Requirement: Your task is to transcribe all of the data below exactly, omitting the images.

Extracted records:
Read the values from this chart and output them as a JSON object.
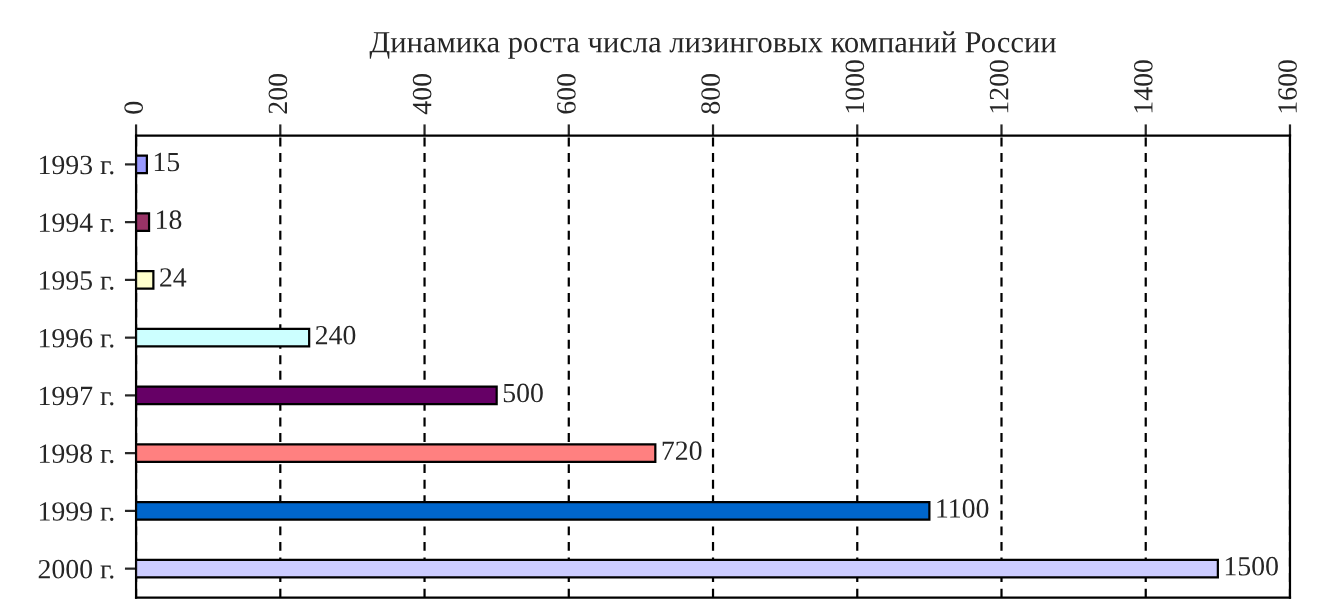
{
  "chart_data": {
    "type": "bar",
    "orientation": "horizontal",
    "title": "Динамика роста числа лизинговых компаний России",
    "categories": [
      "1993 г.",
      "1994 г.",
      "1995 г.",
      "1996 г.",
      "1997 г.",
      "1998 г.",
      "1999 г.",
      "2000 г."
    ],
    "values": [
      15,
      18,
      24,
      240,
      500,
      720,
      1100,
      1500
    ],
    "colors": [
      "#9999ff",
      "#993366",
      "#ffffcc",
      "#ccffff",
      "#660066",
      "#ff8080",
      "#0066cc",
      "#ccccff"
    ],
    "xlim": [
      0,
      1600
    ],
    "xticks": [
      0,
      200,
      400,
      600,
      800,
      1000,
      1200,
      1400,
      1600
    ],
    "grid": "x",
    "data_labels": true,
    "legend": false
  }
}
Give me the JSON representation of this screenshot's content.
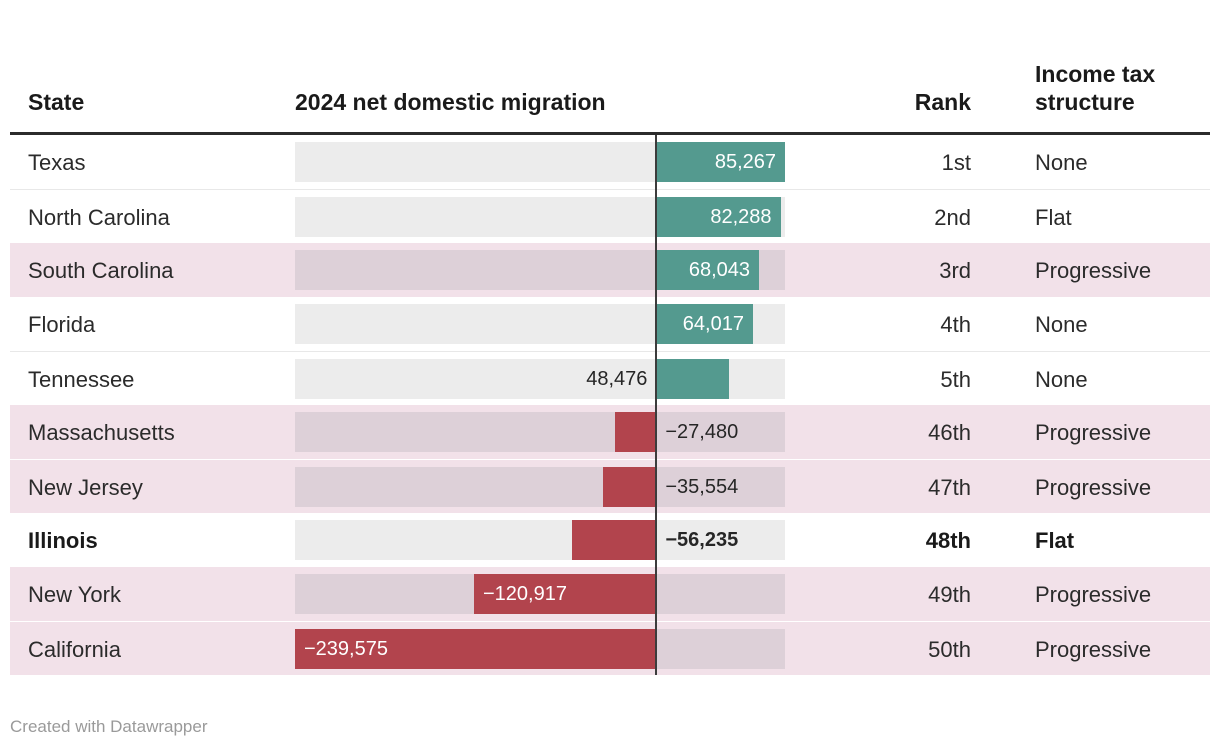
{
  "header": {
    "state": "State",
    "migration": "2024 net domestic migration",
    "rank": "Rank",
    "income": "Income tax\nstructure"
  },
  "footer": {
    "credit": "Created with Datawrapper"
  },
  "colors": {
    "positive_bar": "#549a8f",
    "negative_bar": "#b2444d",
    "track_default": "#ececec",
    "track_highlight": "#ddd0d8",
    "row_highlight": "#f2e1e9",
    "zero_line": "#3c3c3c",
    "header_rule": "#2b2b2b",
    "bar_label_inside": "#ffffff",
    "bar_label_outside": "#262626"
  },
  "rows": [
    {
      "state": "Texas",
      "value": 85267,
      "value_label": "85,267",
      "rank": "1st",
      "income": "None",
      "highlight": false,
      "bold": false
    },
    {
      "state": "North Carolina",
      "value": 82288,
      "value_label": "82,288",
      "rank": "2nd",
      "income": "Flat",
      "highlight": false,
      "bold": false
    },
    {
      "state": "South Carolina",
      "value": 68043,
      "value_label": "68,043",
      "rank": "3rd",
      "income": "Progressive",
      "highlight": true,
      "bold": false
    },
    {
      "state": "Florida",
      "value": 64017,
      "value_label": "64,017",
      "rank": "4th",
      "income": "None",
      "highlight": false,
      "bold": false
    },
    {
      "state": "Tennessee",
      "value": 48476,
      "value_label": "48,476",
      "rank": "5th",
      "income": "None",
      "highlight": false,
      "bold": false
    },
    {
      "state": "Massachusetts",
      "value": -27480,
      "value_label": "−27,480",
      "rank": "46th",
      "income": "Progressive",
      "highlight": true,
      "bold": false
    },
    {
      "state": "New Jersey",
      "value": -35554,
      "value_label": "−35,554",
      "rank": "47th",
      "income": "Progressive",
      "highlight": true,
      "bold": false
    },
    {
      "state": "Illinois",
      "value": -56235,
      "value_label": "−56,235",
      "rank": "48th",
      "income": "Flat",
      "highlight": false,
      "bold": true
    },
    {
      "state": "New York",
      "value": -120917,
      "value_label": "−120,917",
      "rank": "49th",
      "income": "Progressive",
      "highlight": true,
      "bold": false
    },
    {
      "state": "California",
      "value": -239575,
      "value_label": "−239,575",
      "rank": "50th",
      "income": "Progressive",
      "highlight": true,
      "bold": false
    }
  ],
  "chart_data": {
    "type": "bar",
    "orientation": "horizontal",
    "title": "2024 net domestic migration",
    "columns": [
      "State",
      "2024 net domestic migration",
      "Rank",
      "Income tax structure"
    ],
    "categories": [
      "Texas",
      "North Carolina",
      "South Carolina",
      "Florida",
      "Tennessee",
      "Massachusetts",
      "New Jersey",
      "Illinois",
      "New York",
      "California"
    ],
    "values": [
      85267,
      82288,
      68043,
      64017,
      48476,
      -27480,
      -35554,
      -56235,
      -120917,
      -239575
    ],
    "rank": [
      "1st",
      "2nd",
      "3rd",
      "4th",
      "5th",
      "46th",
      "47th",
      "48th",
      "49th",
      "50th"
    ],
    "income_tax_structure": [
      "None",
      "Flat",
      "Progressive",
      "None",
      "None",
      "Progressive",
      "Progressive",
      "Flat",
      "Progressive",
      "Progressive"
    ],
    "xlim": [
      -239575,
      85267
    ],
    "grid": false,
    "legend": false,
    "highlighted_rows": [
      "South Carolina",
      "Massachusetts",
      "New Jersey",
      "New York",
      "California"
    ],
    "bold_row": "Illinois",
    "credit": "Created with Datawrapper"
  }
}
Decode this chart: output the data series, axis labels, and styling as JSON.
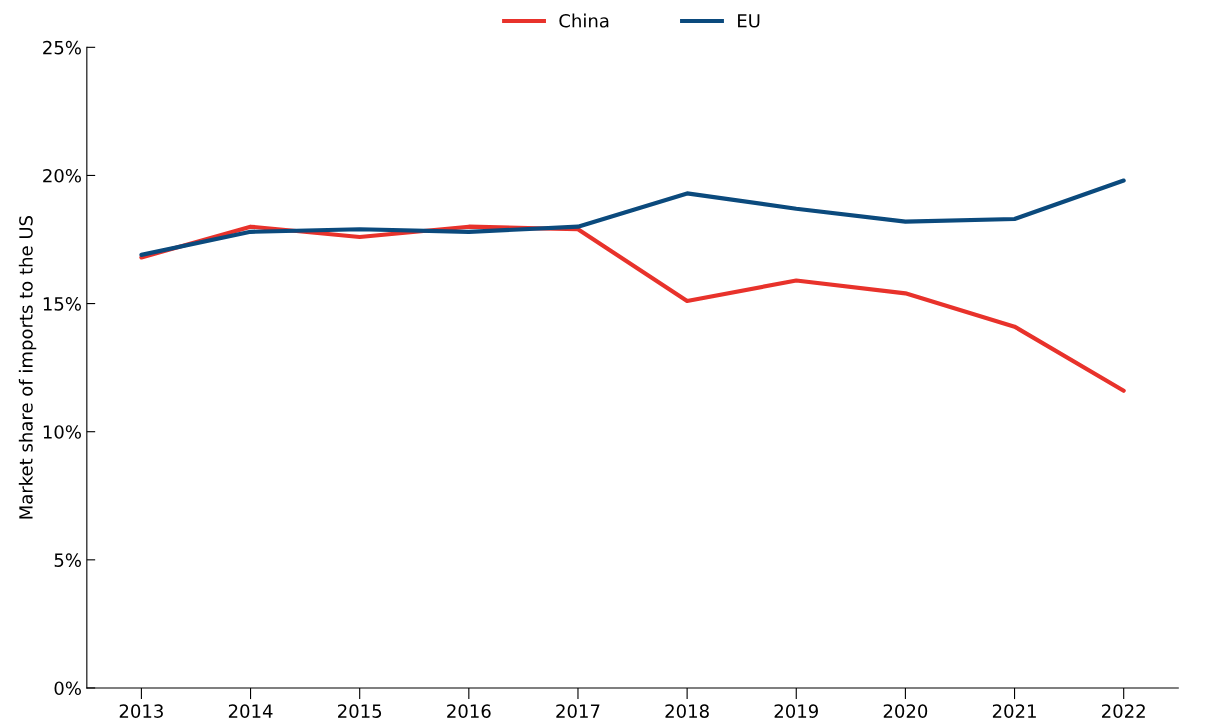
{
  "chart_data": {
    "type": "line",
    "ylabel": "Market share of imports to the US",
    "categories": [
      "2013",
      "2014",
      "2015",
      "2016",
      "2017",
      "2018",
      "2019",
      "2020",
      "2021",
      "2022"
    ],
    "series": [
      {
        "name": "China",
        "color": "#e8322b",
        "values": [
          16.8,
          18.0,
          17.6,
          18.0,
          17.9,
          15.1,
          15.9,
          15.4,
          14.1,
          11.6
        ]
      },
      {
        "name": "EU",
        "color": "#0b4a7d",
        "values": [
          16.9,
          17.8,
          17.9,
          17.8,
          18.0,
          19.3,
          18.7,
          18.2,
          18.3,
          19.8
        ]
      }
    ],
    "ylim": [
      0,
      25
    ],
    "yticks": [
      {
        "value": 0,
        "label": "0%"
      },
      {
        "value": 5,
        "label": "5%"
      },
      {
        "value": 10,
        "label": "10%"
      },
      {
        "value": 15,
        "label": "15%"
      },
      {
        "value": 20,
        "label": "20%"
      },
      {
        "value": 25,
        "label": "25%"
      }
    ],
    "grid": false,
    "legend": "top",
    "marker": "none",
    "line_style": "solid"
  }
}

Solution:
Read the values from this chart and output them as a JSON object.
{
  "chart_data": {
    "type": "bar",
    "orientation": "horizontal",
    "title": "Динамика роста числа лизинговых компаний России",
    "categories": [
      "1993 г.",
      "1994 г.",
      "1995 г.",
      "1996 г.",
      "1997 г.",
      "1998 г.",
      "1999 г.",
      "2000 г."
    ],
    "values": [
      15,
      18,
      24,
      240,
      500,
      720,
      1100,
      1500
    ],
    "colors": [
      "#9999ff",
      "#993366",
      "#ffffcc",
      "#ccffff",
      "#660066",
      "#ff8080",
      "#0066cc",
      "#ccccff"
    ],
    "xlim": [
      0,
      1600
    ],
    "xticks": [
      0,
      200,
      400,
      600,
      800,
      1000,
      1200,
      1400,
      1600
    ],
    "grid": "x",
    "data_labels": true,
    "legend": false
  }
}
Give me the JSON representation of this screenshot's content.
{
  "header": {
    "state": "State",
    "migration": "2024 net domestic migration",
    "rank": "Rank",
    "income": "Income tax\nstructure"
  },
  "footer": {
    "credit": "Created with Datawrapper"
  },
  "colors": {
    "positive_bar": "#549a8f",
    "negative_bar": "#b2444d",
    "track_default": "#ececec",
    "track_highlight": "#ddd0d8",
    "row_highlight": "#f2e1e9",
    "zero_line": "#3c3c3c",
    "header_rule": "#2b2b2b",
    "bar_label_inside": "#ffffff",
    "bar_label_outside": "#262626"
  },
  "rows": [
    {
      "state": "Texas",
      "value": 85267,
      "value_label": "85,267",
      "rank": "1st",
      "income": "None",
      "highlight": false,
      "bold": false
    },
    {
      "state": "North Carolina",
      "value": 82288,
      "value_label": "82,288",
      "rank": "2nd",
      "income": "Flat",
      "highlight": false,
      "bold": false
    },
    {
      "state": "South Carolina",
      "value": 68043,
      "value_label": "68,043",
      "rank": "3rd",
      "income": "Progressive",
      "highlight": true,
      "bold": false
    },
    {
      "state": "Florida",
      "value": 64017,
      "value_label": "64,017",
      "rank": "4th",
      "income": "None",
      "highlight": false,
      "bold": false
    },
    {
      "state": "Tennessee",
      "value": 48476,
      "value_label": "48,476",
      "rank": "5th",
      "income": "None",
      "highlight": false,
      "bold": false
    },
    {
      "state": "Massachusetts",
      "value": -27480,
      "value_label": "−27,480",
      "rank": "46th",
      "income": "Progressive",
      "highlight": true,
      "bold": false
    },
    {
      "state": "New Jersey",
      "value": -35554,
      "value_label": "−35,554",
      "rank": "47th",
      "income": "Progressive",
      "highlight": true,
      "bold": false
    },
    {
      "state": "Illinois",
      "value": -56235,
      "value_label": "−56,235",
      "rank": "48th",
      "income": "Flat",
      "highlight": false,
      "bold": true
    },
    {
      "state": "New York",
      "value": -120917,
      "value_label": "−120,917",
      "rank": "49th",
      "income": "Progressive",
      "highlight": true,
      "bold": false
    },
    {
      "state": "California",
      "value": -239575,
      "value_label": "−239,575",
      "rank": "50th",
      "income": "Progressive",
      "highlight": true,
      "bold": false
    }
  ],
  "chart_data": {
    "type": "bar",
    "orientation": "horizontal",
    "title": "2024 net domestic migration",
    "columns": [
      "State",
      "2024 net domestic migration",
      "Rank",
      "Income tax structure"
    ],
    "categories": [
      "Texas",
      "North Carolina",
      "South Carolina",
      "Florida",
      "Tennessee",
      "Massachusetts",
      "New Jersey",
      "Illinois",
      "New York",
      "California"
    ],
    "values": [
      85267,
      82288,
      68043,
      64017,
      48476,
      -27480,
      -35554,
      -56235,
      -120917,
      -239575
    ],
    "rank": [
      "1st",
      "2nd",
      "3rd",
      "4th",
      "5th",
      "46th",
      "47th",
      "48th",
      "49th",
      "50th"
    ],
    "income_tax_structure": [
      "None",
      "Flat",
      "Progressive",
      "None",
      "None",
      "Progressive",
      "Progressive",
      "Flat",
      "Progressive",
      "Progressive"
    ],
    "xlim": [
      -239575,
      85267
    ],
    "grid": false,
    "legend": false,
    "highlighted_rows": [
      "South Carolina",
      "Massachusetts",
      "New Jersey",
      "New York",
      "California"
    ],
    "bold_row": "Illinois",
    "credit": "Created with Datawrapper"
  }
}
Decode this chart: output the data series, axis labels, and styling as JSON.
{
  "chart_data": {
    "type": "line",
    "ylabel": "Market share of imports to the US",
    "categories": [
      "2013",
      "2014",
      "2015",
      "2016",
      "2017",
      "2018",
      "2019",
      "2020",
      "2021",
      "2022"
    ],
    "series": [
      {
        "name": "China",
        "color": "#e8322b",
        "values": [
          16.8,
          18.0,
          17.6,
          18.0,
          17.9,
          15.1,
          15.9,
          15.4,
          14.1,
          11.6
        ]
      },
      {
        "name": "EU",
        "color": "#0b4a7d",
        "values": [
          16.9,
          17.8,
          17.9,
          17.8,
          18.0,
          19.3,
          18.7,
          18.2,
          18.3,
          19.8
        ]
      }
    ],
    "ylim": [
      0,
      25
    ],
    "yticks": [
      {
        "value": 0,
        "label": "0%"
      },
      {
        "value": 5,
        "label": "5%"
      },
      {
        "value": 10,
        "label": "10%"
      },
      {
        "value": 15,
        "label": "15%"
      },
      {
        "value": 20,
        "label": "20%"
      },
      {
        "value": 25,
        "label": "25%"
      }
    ],
    "grid": false,
    "legend": "top",
    "marker": "none",
    "line_style": "solid"
  }
}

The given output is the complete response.